60 Minutes New Zealand – Will The Thai Authorities Come Clean?


A programme by  60 Minutes in New Zealand last night suggested that the victims who died in the Downtown Inn in Chiang Mai earlier this year died from exposure to chlorpyrifos which is essentially a poison used to kill bed bugs.

Chlorpyrifos is banned in many countries and in any case should only be used under very controlled circumstances.

The programme makers found traces of it, despite extensive cleaning, three months after the deaths.

Meanwhile on the programme the Governor of Chiang Mai says he still believes the deaths were a co-incidence, and the Medical Chief of the city says he suspects a chemical, but will not say what, and will not name the owner of the hotel.

If what ’60 Minutes’ believes is true then of course it’s nothing short of a national scandal. The whole affair has the terrible odour of a cover-up. What is further it shows how weak are the missions of Canada, the United States, and France, all of whom had nationals in Chiang Mai, in actually looking after their nationals in getting information from the Thai government.

ENTRIES SHOWN:
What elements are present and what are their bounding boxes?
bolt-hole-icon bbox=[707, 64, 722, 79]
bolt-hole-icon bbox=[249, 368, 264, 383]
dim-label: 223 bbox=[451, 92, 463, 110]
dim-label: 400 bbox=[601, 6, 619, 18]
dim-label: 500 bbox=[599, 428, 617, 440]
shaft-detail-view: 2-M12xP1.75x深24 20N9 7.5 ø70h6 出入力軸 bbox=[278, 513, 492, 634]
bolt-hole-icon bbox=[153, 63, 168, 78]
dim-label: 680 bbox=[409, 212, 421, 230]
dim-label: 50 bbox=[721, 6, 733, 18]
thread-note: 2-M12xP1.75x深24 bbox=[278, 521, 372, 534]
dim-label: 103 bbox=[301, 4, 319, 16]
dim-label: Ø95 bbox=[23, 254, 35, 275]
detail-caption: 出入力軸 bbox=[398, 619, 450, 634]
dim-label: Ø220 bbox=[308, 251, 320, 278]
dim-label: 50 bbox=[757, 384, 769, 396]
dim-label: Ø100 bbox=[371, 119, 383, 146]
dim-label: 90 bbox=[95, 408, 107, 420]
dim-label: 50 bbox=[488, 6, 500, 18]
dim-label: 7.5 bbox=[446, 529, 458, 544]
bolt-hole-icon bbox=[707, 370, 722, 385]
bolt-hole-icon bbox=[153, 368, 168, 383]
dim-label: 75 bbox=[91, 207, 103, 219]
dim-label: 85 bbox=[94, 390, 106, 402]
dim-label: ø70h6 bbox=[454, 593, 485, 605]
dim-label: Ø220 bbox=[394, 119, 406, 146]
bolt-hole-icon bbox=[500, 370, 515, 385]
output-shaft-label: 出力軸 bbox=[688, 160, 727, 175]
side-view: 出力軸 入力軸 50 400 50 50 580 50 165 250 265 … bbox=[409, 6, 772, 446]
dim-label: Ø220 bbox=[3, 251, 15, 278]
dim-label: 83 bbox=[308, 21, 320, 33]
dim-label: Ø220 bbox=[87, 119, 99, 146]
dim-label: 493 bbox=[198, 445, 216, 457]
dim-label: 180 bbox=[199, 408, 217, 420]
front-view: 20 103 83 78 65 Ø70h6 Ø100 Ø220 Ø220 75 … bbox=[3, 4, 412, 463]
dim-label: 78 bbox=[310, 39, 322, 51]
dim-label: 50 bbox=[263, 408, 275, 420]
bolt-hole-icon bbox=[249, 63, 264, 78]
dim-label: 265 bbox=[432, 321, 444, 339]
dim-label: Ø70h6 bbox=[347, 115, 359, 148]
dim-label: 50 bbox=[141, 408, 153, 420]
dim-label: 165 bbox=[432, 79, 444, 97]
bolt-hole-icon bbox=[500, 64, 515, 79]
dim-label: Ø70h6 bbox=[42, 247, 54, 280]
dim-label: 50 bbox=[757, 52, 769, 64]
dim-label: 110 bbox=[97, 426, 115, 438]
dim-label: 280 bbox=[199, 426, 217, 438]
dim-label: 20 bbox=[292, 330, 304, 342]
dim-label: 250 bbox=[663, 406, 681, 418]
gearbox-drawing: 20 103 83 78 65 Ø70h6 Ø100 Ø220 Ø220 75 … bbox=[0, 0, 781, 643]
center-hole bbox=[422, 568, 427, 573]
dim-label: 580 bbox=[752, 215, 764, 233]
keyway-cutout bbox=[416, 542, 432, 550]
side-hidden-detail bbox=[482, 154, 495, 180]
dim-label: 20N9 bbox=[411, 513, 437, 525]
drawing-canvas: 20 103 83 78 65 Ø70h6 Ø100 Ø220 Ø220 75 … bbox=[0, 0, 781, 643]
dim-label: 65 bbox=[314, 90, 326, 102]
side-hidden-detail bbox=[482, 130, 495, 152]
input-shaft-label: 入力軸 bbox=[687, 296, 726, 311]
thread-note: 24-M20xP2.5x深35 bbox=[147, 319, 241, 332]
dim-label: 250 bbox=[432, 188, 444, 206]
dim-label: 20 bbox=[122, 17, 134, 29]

WORK ORDER 1: Print the passage of the article on the Chiang Mai hotel deaths from "A programme by  60" up to and including "kill bed bugs.".
WORK ORDER 2: According to the article on the Chiang Mai hotel deaths, how long after the deaths did the program makers find traces of chlorpyrifos?
The material is separate from the article on the Chiang Mai hotel deaths.

YOUR SOLUTION 1:
A programme by  60 Minutes in New Zealand last night suggested that the victims who died in the Downtown Inn in Chiang Mai earlier this year died from exposure to chlorpyrifos which is essentially a poison used to kill bed bugs.

YOUR SOLUTION 2: Three months after the deaths.